■ REQUIRED WORK
Quote the records below in full, exactly as given, with the images taken out.

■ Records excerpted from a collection
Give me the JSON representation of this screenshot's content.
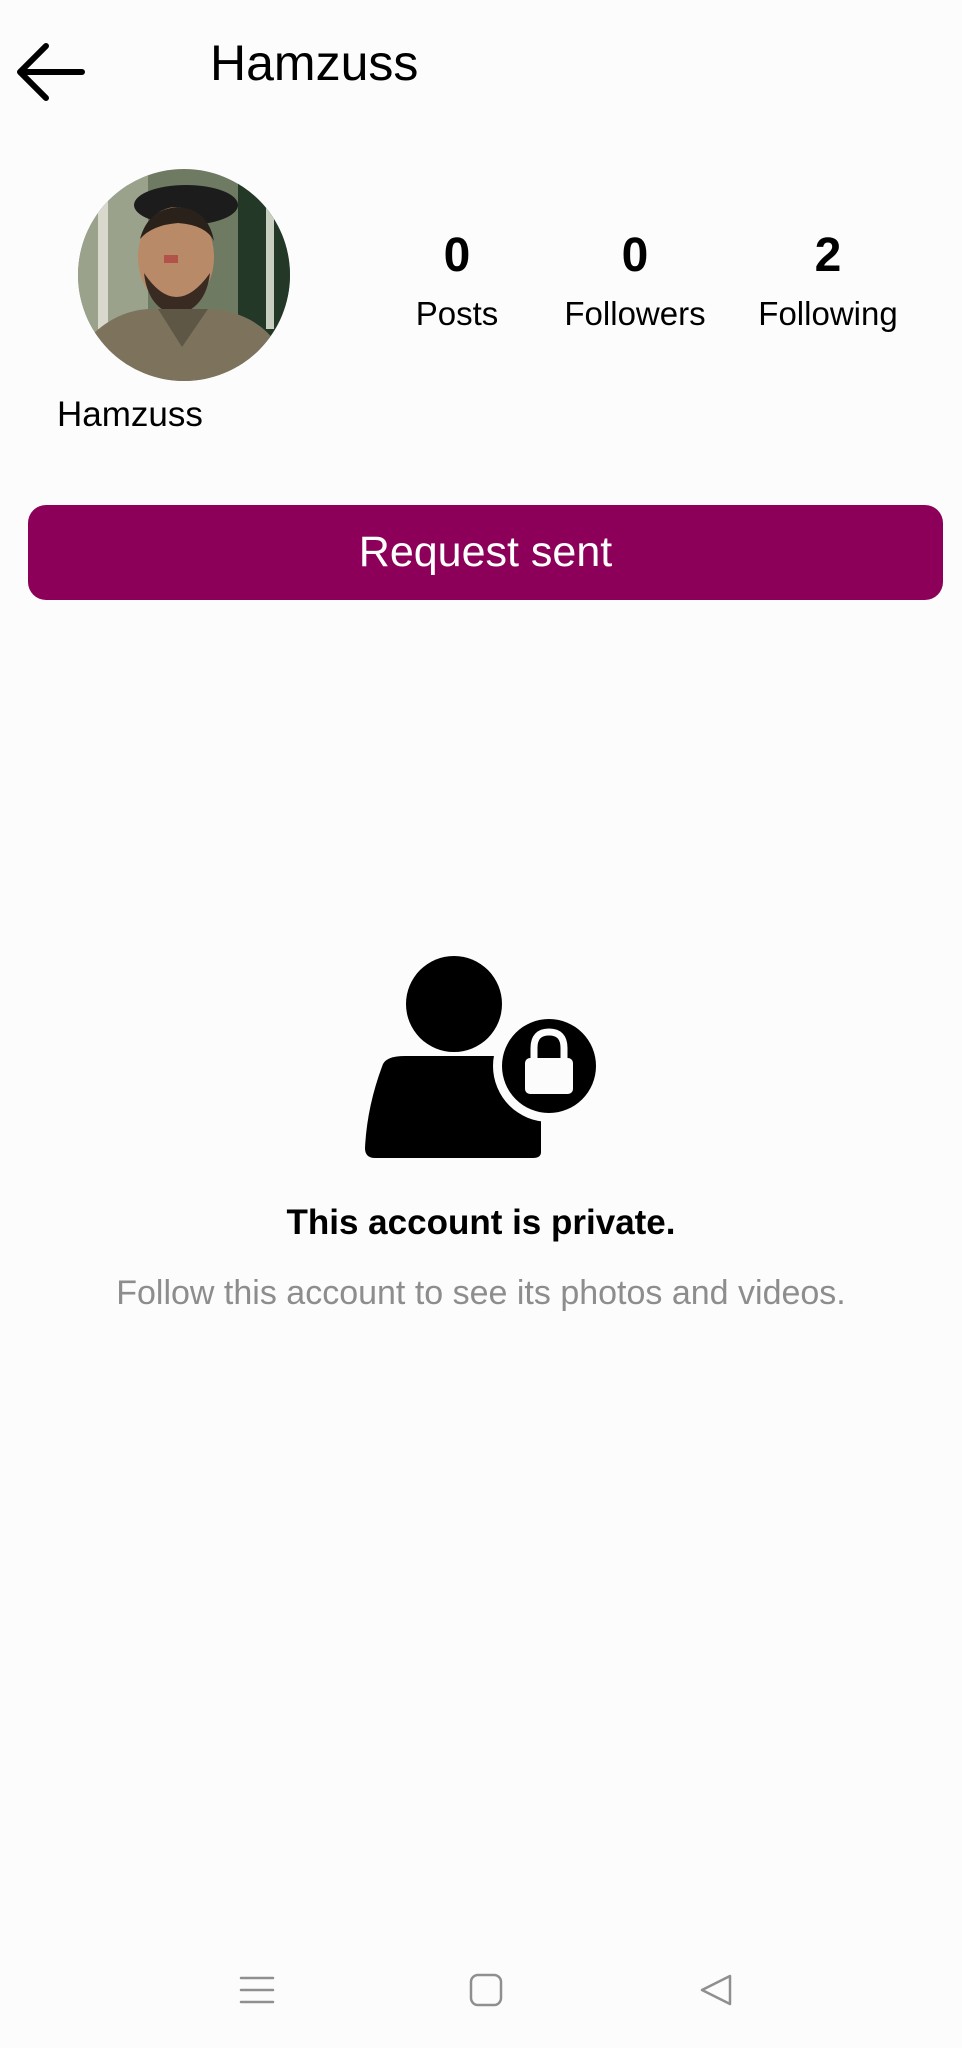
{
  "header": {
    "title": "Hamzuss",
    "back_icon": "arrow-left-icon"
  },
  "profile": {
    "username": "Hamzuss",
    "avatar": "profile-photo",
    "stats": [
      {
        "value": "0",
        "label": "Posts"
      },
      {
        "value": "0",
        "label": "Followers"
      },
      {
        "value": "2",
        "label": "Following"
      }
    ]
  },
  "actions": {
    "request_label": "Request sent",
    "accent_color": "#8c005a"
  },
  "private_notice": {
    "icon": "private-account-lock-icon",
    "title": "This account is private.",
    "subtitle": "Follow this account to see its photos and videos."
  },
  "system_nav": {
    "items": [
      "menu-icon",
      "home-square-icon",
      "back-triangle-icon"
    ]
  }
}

■ ANSWER BELOW
Give me the JSON representation of this screenshot's content.
{
  "header": {
    "title": "Hamzuss",
    "back_icon": "arrow-left-icon"
  },
  "profile": {
    "username": "Hamzuss",
    "avatar": "profile-photo",
    "stats": [
      {
        "value": "0",
        "label": "Posts"
      },
      {
        "value": "0",
        "label": "Followers"
      },
      {
        "value": "2",
        "label": "Following"
      }
    ]
  },
  "actions": {
    "request_label": "Request sent",
    "accent_color": "#8c005a"
  },
  "private_notice": {
    "icon": "private-account-lock-icon",
    "title": "This account is private.",
    "subtitle": "Follow this account to see its photos and videos."
  },
  "system_nav": {
    "items": [
      "menu-icon",
      "home-square-icon",
      "back-triangle-icon"
    ]
  }
}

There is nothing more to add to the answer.